Copy each of the records below without changing a single character.
--------
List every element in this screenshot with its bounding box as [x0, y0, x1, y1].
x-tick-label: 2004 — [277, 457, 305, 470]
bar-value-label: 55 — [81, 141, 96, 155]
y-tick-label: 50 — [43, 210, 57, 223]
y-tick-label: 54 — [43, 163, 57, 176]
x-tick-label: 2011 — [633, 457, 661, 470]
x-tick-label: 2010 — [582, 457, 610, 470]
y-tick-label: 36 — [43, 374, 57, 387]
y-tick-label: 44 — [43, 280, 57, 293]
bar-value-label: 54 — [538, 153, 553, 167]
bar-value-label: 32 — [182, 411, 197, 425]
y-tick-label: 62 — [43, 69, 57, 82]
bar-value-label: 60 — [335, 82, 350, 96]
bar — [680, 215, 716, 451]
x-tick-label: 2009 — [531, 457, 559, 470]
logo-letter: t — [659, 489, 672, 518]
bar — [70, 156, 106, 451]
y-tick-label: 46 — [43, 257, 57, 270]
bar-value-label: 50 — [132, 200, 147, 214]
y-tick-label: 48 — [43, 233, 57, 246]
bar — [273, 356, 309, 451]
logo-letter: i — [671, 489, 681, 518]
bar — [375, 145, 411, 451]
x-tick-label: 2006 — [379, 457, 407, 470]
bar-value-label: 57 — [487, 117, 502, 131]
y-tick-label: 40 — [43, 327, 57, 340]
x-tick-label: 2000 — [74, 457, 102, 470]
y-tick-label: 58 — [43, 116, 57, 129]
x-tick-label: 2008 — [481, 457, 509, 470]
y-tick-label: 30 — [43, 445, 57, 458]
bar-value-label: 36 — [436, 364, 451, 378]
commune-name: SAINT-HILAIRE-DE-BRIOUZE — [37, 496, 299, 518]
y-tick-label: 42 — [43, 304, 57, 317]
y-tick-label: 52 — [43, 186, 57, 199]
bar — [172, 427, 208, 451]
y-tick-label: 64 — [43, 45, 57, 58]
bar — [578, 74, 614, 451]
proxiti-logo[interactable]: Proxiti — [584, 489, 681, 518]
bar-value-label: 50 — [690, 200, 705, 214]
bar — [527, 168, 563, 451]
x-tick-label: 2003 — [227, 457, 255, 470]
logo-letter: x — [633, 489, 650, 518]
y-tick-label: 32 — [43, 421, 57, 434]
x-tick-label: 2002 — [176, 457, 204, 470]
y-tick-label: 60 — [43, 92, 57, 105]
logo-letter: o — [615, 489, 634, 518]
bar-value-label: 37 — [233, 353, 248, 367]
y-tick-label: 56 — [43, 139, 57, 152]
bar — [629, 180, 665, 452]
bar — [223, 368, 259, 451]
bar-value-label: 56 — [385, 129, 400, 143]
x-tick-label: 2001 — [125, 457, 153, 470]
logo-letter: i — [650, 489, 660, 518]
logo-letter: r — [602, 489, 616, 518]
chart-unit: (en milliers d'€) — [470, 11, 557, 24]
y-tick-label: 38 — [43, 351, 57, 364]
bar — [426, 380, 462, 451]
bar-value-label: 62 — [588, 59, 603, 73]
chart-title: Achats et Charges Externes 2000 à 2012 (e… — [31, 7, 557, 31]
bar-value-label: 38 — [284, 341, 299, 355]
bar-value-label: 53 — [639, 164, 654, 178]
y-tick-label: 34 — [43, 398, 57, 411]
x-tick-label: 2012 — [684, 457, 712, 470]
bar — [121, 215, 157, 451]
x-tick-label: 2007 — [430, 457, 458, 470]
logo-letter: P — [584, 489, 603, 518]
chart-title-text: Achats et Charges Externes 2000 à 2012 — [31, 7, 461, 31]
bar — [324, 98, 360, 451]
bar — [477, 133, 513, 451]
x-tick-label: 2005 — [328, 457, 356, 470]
--------
FULL ANSWER
List every element in this screenshot with its bounding box as [x0, y0, x1, y1].
x-tick-label: 2004 — [277, 457, 305, 470]
bar-value-label: 55 — [81, 141, 96, 155]
y-tick-label: 50 — [43, 210, 57, 223]
y-tick-label: 54 — [43, 163, 57, 176]
x-tick-label: 2011 — [633, 457, 661, 470]
x-tick-label: 2010 — [582, 457, 610, 470]
y-tick-label: 36 — [43, 374, 57, 387]
y-tick-label: 44 — [43, 280, 57, 293]
bar-value-label: 54 — [538, 153, 553, 167]
bar-value-label: 32 — [182, 411, 197, 425]
y-tick-label: 62 — [43, 69, 57, 82]
bar-value-label: 60 — [335, 82, 350, 96]
bar — [680, 215, 716, 451]
x-tick-label: 2009 — [531, 457, 559, 470]
logo-letter: t — [659, 489, 672, 518]
bar — [70, 156, 106, 451]
y-tick-label: 46 — [43, 257, 57, 270]
bar-value-label: 50 — [132, 200, 147, 214]
y-tick-label: 48 — [43, 233, 57, 246]
bar — [273, 356, 309, 451]
logo-letter: i — [671, 489, 681, 518]
bar — [375, 145, 411, 451]
x-tick-label: 2006 — [379, 457, 407, 470]
bar-value-label: 57 — [487, 117, 502, 131]
y-tick-label: 40 — [43, 327, 57, 340]
x-tick-label: 2000 — [74, 457, 102, 470]
y-tick-label: 58 — [43, 116, 57, 129]
x-tick-label: 2008 — [481, 457, 509, 470]
y-tick-label: 30 — [43, 445, 57, 458]
bar-value-label: 36 — [436, 364, 451, 378]
commune-name: SAINT-HILAIRE-DE-BRIOUZE — [37, 496, 299, 518]
y-tick-label: 42 — [43, 304, 57, 317]
y-tick-label: 52 — [43, 186, 57, 199]
bar — [172, 427, 208, 451]
y-tick-label: 64 — [43, 45, 57, 58]
bar — [578, 74, 614, 451]
proxiti-logo[interactable]: Proxiti — [584, 489, 681, 518]
bar-value-label: 50 — [690, 200, 705, 214]
bar — [527, 168, 563, 451]
x-tick-label: 2003 — [227, 457, 255, 470]
logo-letter: x — [633, 489, 650, 518]
y-tick-label: 32 — [43, 421, 57, 434]
x-tick-label: 2002 — [176, 457, 204, 470]
y-tick-label: 60 — [43, 92, 57, 105]
logo-letter: o — [615, 489, 634, 518]
bar-value-label: 37 — [233, 353, 248, 367]
y-tick-label: 56 — [43, 139, 57, 152]
bar — [629, 180, 665, 452]
bar — [223, 368, 259, 451]
bar-value-label: 56 — [385, 129, 400, 143]
x-tick-label: 2001 — [125, 457, 153, 470]
logo-letter: i — [650, 489, 660, 518]
logo-letter: r — [602, 489, 616, 518]
chart-unit: (en milliers d'€) — [470, 11, 557, 24]
y-tick-label: 38 — [43, 351, 57, 364]
bar — [426, 380, 462, 451]
bar-value-label: 62 — [588, 59, 603, 73]
chart-title: Achats et Charges Externes 2000 à 2012 (e… — [31, 7, 557, 31]
bar-value-label: 38 — [284, 341, 299, 355]
bar-value-label: 53 — [639, 164, 654, 178]
y-tick-label: 34 — [43, 398, 57, 411]
x-tick-label: 2012 — [684, 457, 712, 470]
bar — [121, 215, 157, 451]
x-tick-label: 2007 — [430, 457, 458, 470]
logo-letter: P — [584, 489, 603, 518]
chart-title-text: Achats et Charges Externes 2000 à 2012 — [31, 7, 461, 31]
bar — [324, 98, 360, 451]
bar — [477, 133, 513, 451]
x-tick-label: 2005 — [328, 457, 356, 470]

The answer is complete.